In the records below, find each line containing the word "BUSKIRK" and copy it.

··· RECORDS FOR THIS EXERCISE

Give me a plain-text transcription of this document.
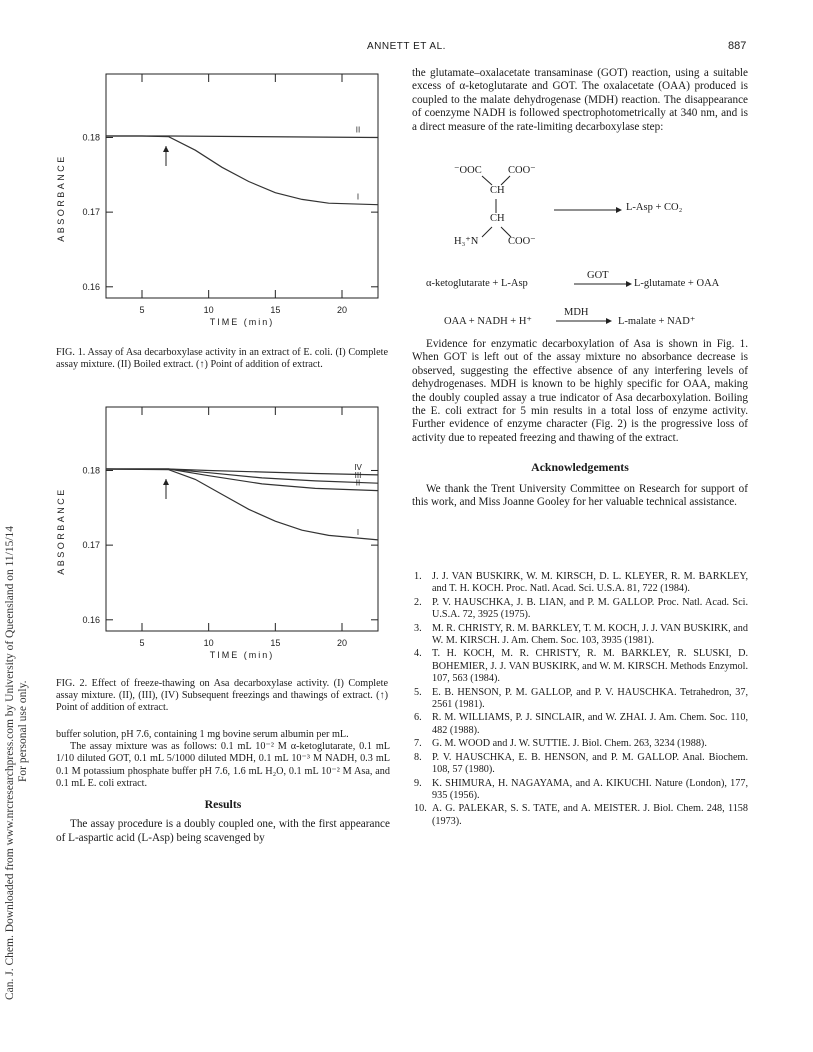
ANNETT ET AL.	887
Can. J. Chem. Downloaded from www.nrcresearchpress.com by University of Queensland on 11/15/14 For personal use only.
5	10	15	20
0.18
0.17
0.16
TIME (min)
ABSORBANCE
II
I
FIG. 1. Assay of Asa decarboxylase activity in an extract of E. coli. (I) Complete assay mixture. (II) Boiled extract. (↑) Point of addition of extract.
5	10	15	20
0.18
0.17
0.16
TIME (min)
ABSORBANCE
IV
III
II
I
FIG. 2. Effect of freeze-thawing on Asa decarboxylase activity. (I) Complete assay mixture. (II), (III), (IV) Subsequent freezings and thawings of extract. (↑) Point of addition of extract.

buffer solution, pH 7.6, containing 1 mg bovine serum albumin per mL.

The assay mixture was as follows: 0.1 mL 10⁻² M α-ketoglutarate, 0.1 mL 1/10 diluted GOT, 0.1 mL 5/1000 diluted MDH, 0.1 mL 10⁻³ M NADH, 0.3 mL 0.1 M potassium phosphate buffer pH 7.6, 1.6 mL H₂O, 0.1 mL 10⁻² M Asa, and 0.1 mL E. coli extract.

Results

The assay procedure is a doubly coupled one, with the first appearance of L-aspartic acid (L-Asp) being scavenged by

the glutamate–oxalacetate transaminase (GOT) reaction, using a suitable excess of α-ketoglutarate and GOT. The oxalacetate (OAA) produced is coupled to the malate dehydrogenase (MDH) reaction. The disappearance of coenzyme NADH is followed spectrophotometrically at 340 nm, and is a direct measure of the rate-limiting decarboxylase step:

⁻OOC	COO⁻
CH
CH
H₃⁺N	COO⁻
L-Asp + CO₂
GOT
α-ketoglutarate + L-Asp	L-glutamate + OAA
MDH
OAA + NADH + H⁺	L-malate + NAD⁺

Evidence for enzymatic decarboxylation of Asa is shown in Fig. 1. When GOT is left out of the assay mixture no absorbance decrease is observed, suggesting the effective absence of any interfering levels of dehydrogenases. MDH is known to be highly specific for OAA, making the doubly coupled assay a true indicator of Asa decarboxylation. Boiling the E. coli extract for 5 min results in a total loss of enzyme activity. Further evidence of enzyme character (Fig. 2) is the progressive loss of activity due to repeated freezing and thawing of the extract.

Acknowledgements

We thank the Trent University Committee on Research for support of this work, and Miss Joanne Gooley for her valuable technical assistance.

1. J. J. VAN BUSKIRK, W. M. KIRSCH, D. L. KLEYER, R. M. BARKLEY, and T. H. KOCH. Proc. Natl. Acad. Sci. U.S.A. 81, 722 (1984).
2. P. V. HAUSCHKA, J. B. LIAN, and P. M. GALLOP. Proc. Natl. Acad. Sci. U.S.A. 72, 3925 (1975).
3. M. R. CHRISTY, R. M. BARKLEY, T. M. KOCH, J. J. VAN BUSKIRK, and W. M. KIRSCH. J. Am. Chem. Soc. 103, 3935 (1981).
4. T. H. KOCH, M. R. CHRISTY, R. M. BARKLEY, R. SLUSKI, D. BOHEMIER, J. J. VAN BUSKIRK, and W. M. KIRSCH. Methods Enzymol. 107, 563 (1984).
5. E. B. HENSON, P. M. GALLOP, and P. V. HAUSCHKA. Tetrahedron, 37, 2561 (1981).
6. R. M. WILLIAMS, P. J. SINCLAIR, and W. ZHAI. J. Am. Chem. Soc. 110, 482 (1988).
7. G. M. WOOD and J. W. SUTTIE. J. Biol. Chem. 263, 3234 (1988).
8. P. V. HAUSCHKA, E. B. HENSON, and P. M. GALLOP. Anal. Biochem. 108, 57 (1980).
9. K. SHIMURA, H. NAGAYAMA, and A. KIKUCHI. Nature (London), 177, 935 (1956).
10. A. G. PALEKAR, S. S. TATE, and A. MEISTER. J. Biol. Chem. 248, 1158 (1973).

······
··· RECORDS FOR THIS EXERCISE

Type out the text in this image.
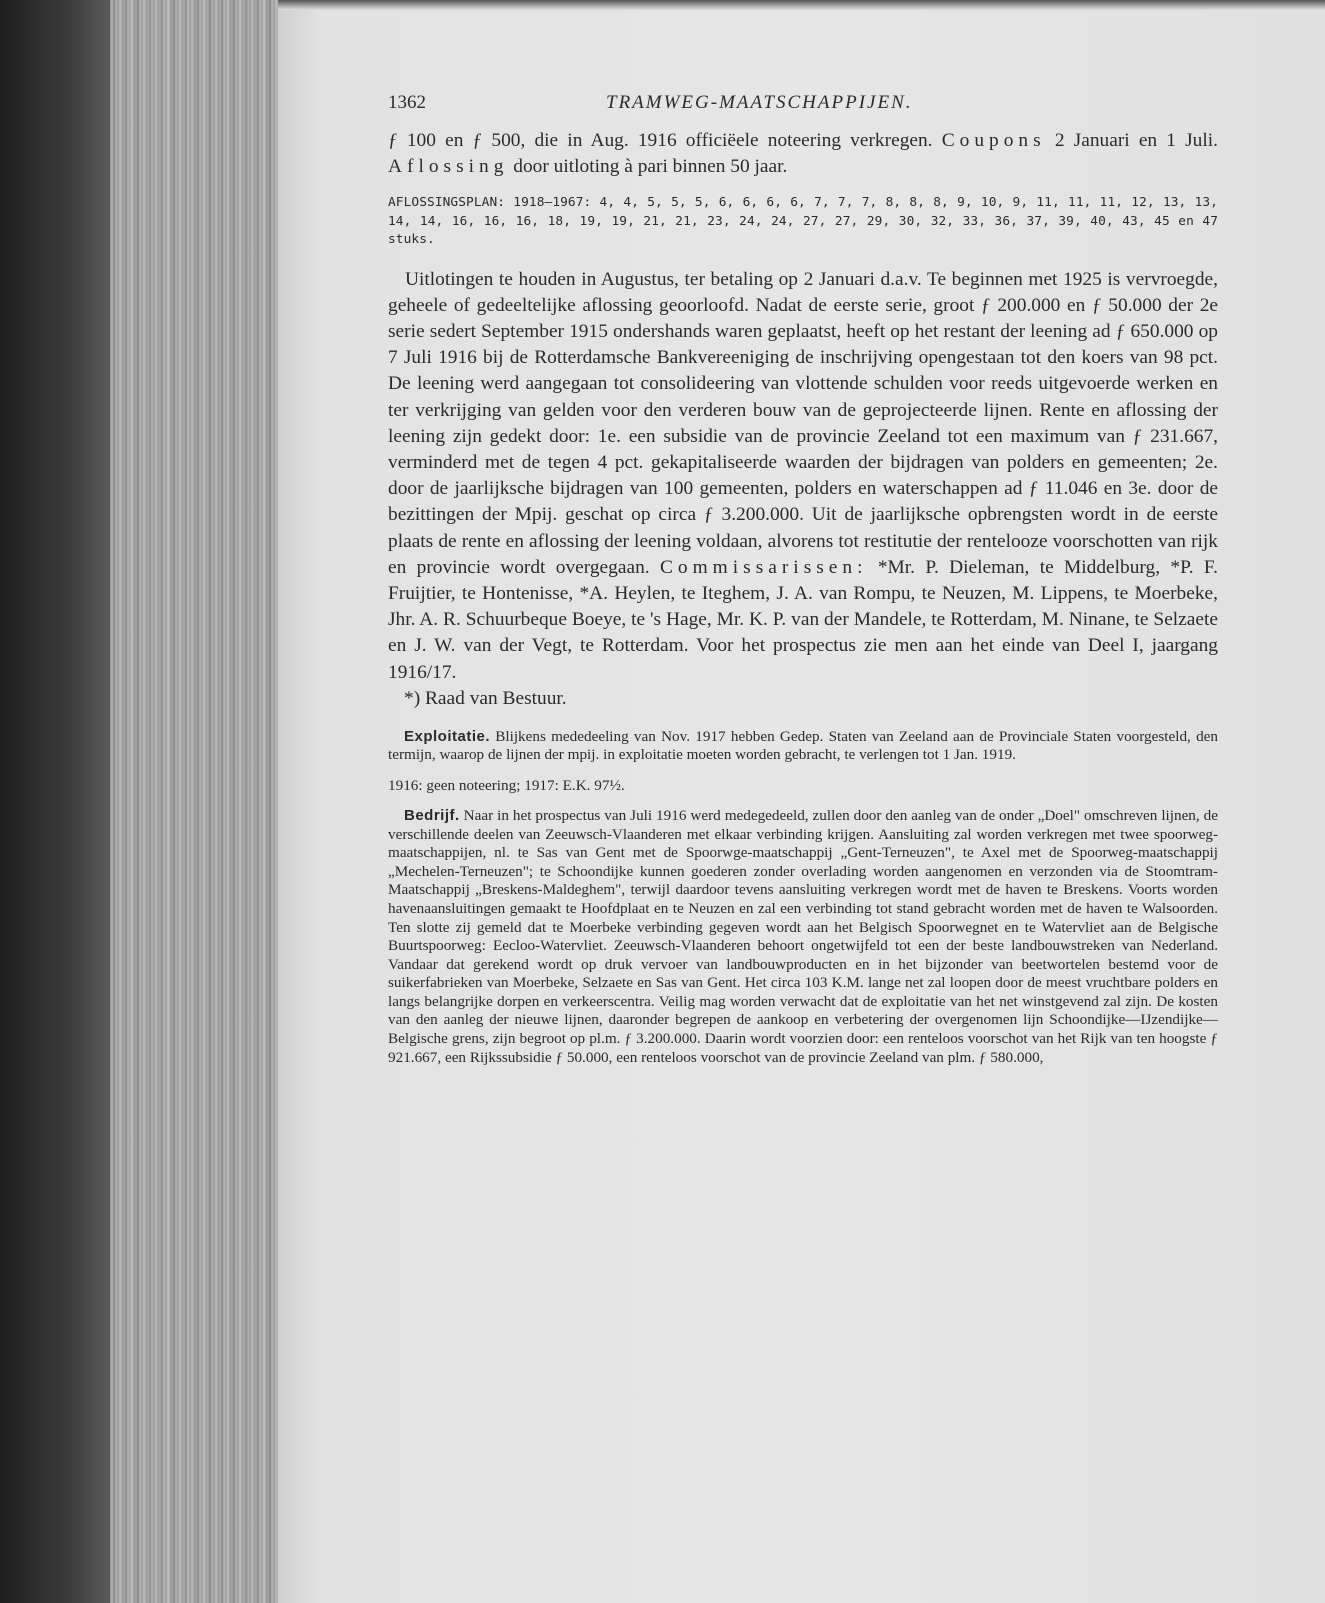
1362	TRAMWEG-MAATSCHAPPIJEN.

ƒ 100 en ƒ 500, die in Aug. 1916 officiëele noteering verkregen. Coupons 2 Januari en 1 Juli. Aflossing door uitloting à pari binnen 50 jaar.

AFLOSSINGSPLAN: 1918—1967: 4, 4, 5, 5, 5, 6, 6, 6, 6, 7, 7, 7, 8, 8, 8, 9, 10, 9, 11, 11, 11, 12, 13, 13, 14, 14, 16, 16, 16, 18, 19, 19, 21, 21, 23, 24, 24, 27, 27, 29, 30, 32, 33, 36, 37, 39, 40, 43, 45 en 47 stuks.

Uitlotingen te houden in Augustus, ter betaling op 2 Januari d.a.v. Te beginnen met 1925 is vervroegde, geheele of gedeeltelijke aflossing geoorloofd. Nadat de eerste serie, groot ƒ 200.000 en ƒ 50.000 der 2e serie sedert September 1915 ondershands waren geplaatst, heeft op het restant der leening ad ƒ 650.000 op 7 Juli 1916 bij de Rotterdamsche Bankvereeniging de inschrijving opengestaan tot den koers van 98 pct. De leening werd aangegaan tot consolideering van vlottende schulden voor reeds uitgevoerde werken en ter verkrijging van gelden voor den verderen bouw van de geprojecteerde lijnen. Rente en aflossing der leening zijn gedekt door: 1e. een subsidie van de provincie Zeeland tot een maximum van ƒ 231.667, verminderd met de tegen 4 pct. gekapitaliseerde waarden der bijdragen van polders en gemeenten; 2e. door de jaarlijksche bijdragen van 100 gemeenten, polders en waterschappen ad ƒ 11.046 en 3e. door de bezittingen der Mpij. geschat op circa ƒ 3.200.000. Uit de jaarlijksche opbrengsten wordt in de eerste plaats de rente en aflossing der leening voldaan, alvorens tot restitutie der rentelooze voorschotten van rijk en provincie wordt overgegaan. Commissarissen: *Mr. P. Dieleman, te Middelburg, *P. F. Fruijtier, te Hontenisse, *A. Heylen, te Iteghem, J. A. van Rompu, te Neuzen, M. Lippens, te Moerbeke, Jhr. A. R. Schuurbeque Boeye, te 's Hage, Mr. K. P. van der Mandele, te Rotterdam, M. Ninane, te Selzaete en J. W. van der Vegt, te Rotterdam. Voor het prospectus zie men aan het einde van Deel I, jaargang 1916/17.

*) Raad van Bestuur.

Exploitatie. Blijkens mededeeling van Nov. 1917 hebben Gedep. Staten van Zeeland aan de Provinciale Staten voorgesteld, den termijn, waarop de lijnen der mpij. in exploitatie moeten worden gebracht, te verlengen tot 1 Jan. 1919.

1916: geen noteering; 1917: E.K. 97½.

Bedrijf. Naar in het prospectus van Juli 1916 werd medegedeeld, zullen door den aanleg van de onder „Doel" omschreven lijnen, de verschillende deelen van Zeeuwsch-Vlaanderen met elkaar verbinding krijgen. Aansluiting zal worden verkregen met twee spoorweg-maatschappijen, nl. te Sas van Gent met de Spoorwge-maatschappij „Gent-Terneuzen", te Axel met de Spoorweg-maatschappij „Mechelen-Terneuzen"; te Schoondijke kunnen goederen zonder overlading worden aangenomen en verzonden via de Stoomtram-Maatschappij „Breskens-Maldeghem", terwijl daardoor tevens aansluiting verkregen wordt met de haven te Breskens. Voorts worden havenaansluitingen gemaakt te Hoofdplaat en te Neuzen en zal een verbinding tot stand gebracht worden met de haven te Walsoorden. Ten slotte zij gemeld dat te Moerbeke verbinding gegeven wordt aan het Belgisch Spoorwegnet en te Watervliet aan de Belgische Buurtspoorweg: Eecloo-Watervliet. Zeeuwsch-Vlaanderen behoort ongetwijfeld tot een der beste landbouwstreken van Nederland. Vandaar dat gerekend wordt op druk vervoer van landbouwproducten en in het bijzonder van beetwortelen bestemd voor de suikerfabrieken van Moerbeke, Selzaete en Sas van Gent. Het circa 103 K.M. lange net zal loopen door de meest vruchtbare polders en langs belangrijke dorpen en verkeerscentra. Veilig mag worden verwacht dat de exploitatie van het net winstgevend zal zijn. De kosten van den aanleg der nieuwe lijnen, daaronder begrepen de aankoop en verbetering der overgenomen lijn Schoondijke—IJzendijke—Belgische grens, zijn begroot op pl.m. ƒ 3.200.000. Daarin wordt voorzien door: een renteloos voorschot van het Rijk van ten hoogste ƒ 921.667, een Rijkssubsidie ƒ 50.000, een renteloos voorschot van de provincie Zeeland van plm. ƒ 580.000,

······
··· RECORDS FOR THIS EXERCISE

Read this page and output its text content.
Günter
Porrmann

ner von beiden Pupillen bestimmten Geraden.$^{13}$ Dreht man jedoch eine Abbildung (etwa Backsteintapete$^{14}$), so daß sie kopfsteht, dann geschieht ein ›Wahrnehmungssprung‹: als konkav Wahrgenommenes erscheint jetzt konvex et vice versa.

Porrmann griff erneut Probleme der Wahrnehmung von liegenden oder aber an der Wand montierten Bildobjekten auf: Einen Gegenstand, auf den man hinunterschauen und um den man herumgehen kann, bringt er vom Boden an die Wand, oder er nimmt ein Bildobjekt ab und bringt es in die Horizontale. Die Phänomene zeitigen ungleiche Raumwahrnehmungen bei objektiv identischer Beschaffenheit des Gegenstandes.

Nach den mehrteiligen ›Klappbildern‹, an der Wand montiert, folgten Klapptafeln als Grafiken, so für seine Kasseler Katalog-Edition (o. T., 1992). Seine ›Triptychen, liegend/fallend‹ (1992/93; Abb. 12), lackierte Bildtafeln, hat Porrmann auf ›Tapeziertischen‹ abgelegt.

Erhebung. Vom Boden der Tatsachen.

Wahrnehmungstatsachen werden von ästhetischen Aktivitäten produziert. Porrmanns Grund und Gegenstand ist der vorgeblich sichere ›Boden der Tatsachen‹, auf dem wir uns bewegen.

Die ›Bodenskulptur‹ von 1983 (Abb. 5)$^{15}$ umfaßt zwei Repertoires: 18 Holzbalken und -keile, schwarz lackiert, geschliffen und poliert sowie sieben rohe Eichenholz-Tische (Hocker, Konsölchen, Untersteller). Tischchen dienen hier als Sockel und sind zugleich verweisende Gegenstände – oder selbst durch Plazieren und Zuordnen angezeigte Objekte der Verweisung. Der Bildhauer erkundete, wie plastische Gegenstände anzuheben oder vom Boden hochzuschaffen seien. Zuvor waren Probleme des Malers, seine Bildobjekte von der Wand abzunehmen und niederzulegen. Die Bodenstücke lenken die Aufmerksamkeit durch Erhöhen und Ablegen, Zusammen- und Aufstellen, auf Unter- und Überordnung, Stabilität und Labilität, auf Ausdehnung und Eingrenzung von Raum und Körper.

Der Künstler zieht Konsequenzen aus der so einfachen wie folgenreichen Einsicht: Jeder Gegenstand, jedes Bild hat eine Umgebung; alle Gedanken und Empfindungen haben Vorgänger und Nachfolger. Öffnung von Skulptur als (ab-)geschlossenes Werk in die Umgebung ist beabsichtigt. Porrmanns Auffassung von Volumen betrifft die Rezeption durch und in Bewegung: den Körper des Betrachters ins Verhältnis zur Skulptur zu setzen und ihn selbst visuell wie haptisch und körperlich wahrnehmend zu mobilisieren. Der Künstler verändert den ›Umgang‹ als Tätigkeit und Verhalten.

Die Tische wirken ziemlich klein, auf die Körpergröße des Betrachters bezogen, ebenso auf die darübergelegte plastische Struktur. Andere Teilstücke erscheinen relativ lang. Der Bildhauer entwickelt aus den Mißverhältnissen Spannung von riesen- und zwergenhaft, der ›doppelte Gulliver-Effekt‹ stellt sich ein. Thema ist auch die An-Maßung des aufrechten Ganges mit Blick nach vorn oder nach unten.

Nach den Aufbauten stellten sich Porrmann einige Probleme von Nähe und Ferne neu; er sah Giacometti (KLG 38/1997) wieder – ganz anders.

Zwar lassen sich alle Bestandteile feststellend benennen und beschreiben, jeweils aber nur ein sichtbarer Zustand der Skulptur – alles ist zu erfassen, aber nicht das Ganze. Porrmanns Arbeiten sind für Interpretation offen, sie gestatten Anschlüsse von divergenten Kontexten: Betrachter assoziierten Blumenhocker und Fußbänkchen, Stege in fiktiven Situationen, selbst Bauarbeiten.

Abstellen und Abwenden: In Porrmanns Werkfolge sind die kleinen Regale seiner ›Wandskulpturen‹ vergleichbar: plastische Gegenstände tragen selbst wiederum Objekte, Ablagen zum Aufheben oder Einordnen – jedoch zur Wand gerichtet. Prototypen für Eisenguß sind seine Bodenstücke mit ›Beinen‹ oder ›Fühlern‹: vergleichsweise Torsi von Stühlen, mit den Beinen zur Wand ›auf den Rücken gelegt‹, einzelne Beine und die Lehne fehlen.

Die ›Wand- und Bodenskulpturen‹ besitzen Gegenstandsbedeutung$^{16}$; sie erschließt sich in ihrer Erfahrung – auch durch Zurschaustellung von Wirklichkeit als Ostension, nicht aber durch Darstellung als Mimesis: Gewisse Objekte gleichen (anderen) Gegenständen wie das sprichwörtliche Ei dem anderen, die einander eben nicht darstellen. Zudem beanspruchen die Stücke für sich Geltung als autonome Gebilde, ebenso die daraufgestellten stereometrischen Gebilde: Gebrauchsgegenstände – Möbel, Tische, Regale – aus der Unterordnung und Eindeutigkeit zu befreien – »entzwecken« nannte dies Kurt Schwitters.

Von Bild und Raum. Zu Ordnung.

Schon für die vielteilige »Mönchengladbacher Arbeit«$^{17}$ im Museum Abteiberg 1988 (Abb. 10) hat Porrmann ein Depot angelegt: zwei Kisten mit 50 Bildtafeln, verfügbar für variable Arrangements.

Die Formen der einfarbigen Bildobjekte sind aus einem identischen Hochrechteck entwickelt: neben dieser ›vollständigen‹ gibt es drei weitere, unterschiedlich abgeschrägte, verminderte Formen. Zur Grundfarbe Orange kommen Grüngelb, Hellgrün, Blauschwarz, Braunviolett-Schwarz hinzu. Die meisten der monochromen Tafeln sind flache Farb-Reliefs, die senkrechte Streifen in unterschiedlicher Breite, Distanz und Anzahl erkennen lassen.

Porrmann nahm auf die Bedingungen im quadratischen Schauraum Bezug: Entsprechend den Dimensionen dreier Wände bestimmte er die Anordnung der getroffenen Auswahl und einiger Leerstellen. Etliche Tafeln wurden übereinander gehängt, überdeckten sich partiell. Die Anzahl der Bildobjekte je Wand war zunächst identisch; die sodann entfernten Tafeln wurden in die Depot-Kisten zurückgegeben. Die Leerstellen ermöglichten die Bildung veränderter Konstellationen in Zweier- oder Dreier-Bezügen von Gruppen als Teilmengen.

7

······

RESPONSE TO THIS EXERCISE
1. J. J. VAN BUSKIRK, W. M. KIRSCH, D. L. KLEYER, R. M. BARKLEY, and T. H. KOCH. Proc. Natl. Acad. Sci. U.S.A. 81, 722 (1984).
3. M. R. CHRISTY, R. M. BARKLEY, T. M. KOCH, J. J. VAN BUSKIRK, and W. M. KIRSCH. J. Am. Chem. Soc. 103, 3935 (1981).
4. T. H. KOCH, M. R. CHRISTY, R. M. BARKLEY, R. SLUSKI, D. BOHEMIER, J. J. VAN BUSKIRK, and W. M. KIRSCH. Methods Enzymol. 107, 563 (1984).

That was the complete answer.